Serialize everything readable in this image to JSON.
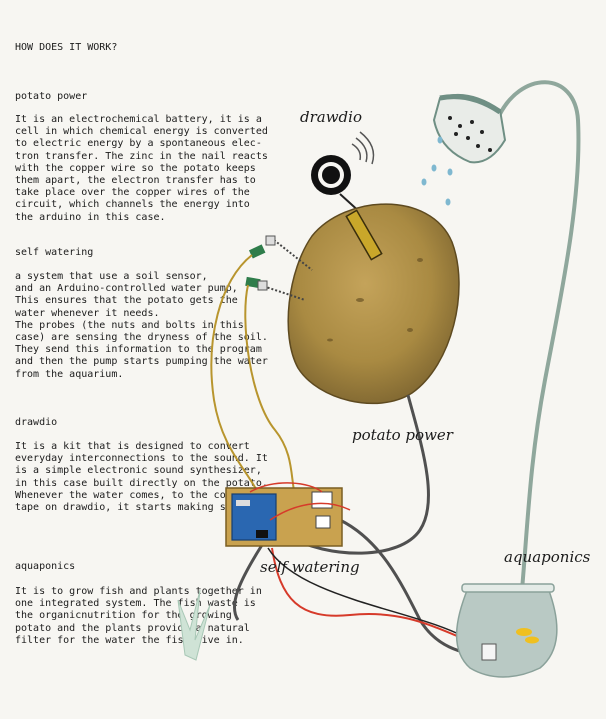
{
  "header": {
    "title": "HOW DOES IT WORK?"
  },
  "sections": [
    {
      "title": "potato power",
      "body": "It is an electrochemical battery, it is a\ncell in which chemical energy is converted\nto electric energy by a spontaneous elec-\ntron transfer. The zinc in the nail reacts\nwith the copper wire so the potato keeps\nthem apart, the electron transfer has to\ntake place over the copper wires of the\ncircuit, which channels the energy into\nthe arduino in this case."
    },
    {
      "title": "self watering",
      "body": "a system that use a soil sensor,\nand an Arduino-controlled water pump,\nThis ensures that the potato gets the\nwater whenever it needs.\nThe probes (the nuts and bolts in this\ncase) are sensing the dryness of the soil.\nThey send this information to the program\nand then the pump starts pumping the water\nfrom the aquarium."
    },
    {
      "title": "drawdio",
      "body": "It is a kit that is designed to convert\neveryday interconnections to the sound. It\nis a simple electronic sound synthesizer,\nin this case built directly on the potato.\nWhenever the water comes, to the copper\ntape on drawdio, it starts making sound."
    },
    {
      "title": "aquaponics",
      "body": "It is to grow fish and plants together in\none integrated system. The fish waste is\nthe organicnutrition for the growing\npotato and the plants provide a natural\nfilter for the water the fish live in."
    }
  ],
  "labels": {
    "drawdio": "drawdio",
    "potato_power": "potato power",
    "self_watering": "self watering",
    "aquaponics": "aquaponics"
  },
  "colors": {
    "potato": "#a98a42",
    "wire_yellow": "#b8952e",
    "wire_grey": "#505050",
    "wire_red": "#d63a2a",
    "lamp_green": "#8fa79c",
    "water": "#b9c9c4",
    "arduino_blue": "#2a67b1",
    "board": "#c9a24f",
    "fish": "#f0c020"
  }
}
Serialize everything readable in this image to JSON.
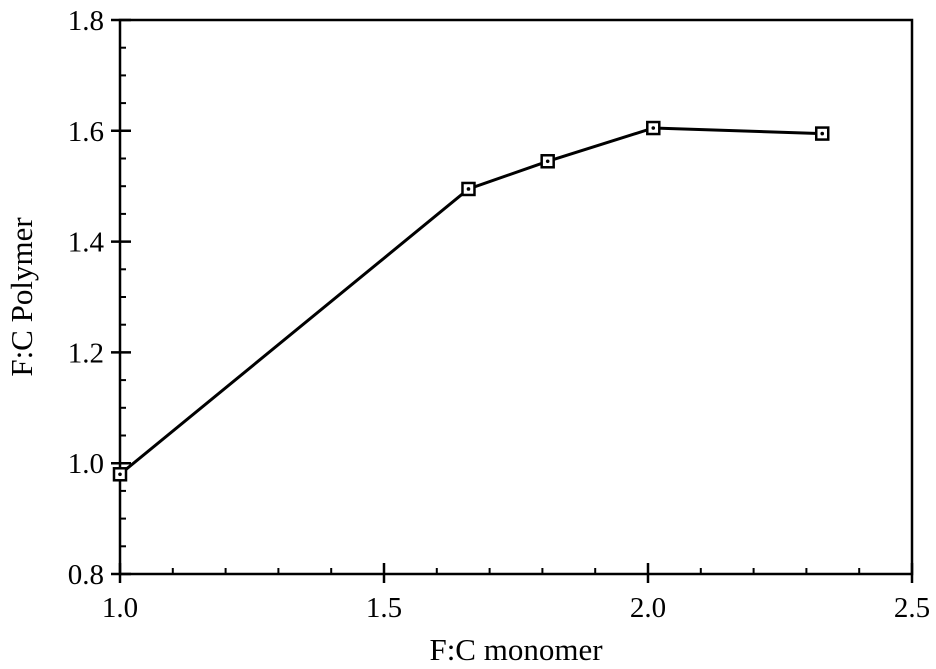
━━━
■ DIRECTIVE
Reproduce each line holding the word "self".

■ EXPECTED ANSWER
      "title": "self watering",
    "self_watering": "self watering",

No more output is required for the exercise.